— Begin SUPPLIED MATERIAL —

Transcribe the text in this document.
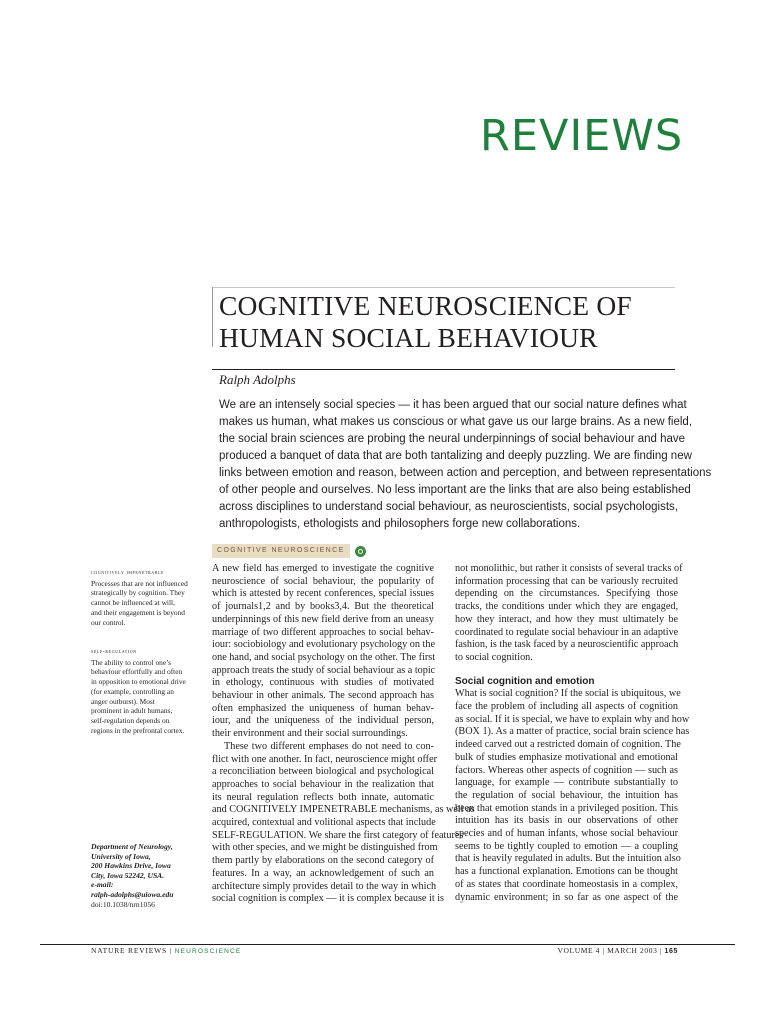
REVIEWS
COGNITIVE NEUROSCIENCE OF
HUMAN SOCIAL BEHAVIOUR
Ralph Adolphs

We are an intensely social species — it has been argued that our social nature defines what
makes us human, what makes us conscious or what gave us our large brains. As a new field,
the social brain sciences are probing the neural underpinnings of social behaviour and have
produced a banquet of data that are both tantalizing and deeply puzzling. We are finding new
links between emotion and reason, between action and perception, and between representations
of other people and ourselves. No less important are the links that are also being established
across disciplines to understand social behaviour, as neuroscientists, social psychologists,
anthropologists, ethologists and philosophers forge new collaborations.

COGNITIVE NEUROSCIENCE
cognitively impenetrable
Processes that are not influenced
strategically by cognition. They
cannot be influenced at will,
and their engagement is beyond
our control.
self-regulation
The ability to control one’s
behaviour effortfully and often
in opposition to emotional drive
(for example, controlling an
anger outburst). Most
prominent in adult humans,
self-regulation depends on
regions in the prefrontal cortex.
Department of Neurology,
University of Iowa,
200 Hawkins Drive, Iowa
City, Iowa 52242, USA.
e-mail:
ralph-adolphs@uiowa.edu
doi:10.1038/nrn1056
A new field has emerged to investigate the cognitive
neuroscience of social behaviour, the popularity of
which is attested by recent conferences, special issues
of journals1,2 and by books3,4. But the theoretical
underpinnings of this new field derive from an uneasy
marriage of two different approaches to social behav-
iour: sociobiology and evolutionary psychology on the
one hand, and social psychology on the other. The first
approach treats the study of social behaviour as a topic
in ethology, continuous with studies of motivated
behaviour in other animals. The second approach has
often emphasized the uniqueness of human behav-
iour, and the uniqueness of the individual person,
their environment and their social surroundings.
These two different emphases do not need to con-
flict with one another. In fact, neuroscience might offer
a reconciliation between biological and psychological
approaches to social behaviour in the realization that
its neural regulation reflects both innate, automatic
and COGNITIVELY IMPENETRABLE mechanisms, as well as
acquired, contextual and volitional aspects that include
SELF-REGULATION. We share the first category of features
with other species, and we might be distinguished from
them partly by elaborations on the second category of
features. In a way, an acknowledgement of such an
architecture simply provides detail to the way in which
social cognition is complex — it is complex because it is
not monolithic, but rather it consists of several tracks of
information processing that can be variously recruited
depending on the circumstances. Specifying those
tracks, the conditions under which they are engaged,
how they interact, and how they must ultimately be
coordinated to regulate social behaviour in an adaptive
fashion, is the task faced by a neuroscientific approach
to social cognition.
Social cognition and emotion
What is social cognition? If the social is ubiquitous, we
face the problem of including all aspects of cognition
as social. If it is special, we have to explain why and how
(BOX 1). As a matter of practice, social brain science has
indeed carved out a restricted domain of cognition. The
bulk of studies emphasize motivational and emotional
factors. Whereas other aspects of cognition — such as
language, for example — contribute substantially to
the regulation of social behaviour, the intuition has
been that emotion stands in a privileged position. This
intuition has its basis in our observations of other
species and of human infants, whose social behaviour
seems to be tightly coupled to emotion — a coupling
that is heavily regulated in adults. But the intuition also
has a functional explanation. Emotions can be thought
of as states that coordinate homeostasis in a complex,
dynamic environment; in so far as one aspect of the
NATURE REVIEWS | NEUROSCIENCE	VOLUME 4 | MARCH 2003 | 165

— End SUPPLIED MATERIAL —

### TASK DETAILS
State the number of lines in these entries that include the string "category". Provide nothing beyond that number.

### FULL RESPONSE
2